Check each line of the records for "open"; collect those that have it.
────────────────
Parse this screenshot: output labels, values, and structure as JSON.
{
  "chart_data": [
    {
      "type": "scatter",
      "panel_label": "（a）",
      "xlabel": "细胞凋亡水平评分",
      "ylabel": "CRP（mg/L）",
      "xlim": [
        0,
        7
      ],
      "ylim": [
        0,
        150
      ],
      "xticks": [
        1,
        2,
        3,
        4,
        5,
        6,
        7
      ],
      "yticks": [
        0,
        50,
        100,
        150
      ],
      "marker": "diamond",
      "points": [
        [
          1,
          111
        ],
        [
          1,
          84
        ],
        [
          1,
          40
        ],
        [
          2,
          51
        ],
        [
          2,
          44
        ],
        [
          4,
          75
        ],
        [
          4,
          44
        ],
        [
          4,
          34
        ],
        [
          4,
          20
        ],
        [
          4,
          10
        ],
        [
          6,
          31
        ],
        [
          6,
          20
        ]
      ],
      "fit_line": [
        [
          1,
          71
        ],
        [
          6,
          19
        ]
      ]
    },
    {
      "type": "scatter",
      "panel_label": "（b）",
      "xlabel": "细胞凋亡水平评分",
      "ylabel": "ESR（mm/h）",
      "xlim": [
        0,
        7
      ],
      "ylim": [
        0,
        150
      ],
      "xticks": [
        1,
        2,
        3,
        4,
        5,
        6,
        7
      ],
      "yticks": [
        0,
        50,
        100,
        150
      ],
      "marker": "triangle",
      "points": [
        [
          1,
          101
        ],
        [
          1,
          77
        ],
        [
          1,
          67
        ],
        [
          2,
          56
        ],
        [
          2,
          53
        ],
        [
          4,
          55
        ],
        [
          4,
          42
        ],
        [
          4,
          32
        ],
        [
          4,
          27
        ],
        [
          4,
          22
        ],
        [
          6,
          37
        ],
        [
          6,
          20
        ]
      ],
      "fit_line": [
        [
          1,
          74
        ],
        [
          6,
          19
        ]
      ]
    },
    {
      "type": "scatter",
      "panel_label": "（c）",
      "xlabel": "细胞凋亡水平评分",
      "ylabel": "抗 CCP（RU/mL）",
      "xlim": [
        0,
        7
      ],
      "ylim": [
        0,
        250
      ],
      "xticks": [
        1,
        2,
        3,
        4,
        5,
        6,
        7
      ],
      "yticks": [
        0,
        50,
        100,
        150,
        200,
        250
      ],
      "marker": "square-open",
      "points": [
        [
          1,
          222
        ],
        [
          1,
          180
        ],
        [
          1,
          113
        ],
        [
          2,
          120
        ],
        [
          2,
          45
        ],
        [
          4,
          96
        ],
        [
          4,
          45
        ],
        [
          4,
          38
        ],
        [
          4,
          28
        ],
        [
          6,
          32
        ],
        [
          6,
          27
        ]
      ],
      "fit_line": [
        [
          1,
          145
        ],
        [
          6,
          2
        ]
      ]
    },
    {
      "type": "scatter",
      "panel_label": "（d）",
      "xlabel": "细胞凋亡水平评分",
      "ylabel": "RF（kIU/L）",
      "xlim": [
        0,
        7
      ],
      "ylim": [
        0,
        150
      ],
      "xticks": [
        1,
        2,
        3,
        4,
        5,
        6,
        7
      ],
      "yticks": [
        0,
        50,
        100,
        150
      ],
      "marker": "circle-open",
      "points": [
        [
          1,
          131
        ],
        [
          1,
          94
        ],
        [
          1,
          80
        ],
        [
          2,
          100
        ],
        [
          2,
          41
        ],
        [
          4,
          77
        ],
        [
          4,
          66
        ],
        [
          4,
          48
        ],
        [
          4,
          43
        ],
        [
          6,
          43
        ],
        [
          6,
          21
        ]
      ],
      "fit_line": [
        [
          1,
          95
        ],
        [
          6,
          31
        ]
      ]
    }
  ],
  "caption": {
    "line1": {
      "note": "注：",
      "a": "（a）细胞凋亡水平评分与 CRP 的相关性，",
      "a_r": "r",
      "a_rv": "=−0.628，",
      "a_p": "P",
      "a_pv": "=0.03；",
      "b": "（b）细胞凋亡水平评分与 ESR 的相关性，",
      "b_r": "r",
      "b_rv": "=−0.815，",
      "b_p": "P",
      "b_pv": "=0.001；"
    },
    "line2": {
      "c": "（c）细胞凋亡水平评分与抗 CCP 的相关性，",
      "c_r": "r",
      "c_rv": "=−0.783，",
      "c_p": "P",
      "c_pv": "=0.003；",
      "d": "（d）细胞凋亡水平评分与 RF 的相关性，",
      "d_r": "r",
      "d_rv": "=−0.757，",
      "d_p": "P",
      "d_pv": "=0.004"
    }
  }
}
────────────────
RESULT OF THE EXERCISE:
      "marker": "square-open",
      "marker": "circle-open",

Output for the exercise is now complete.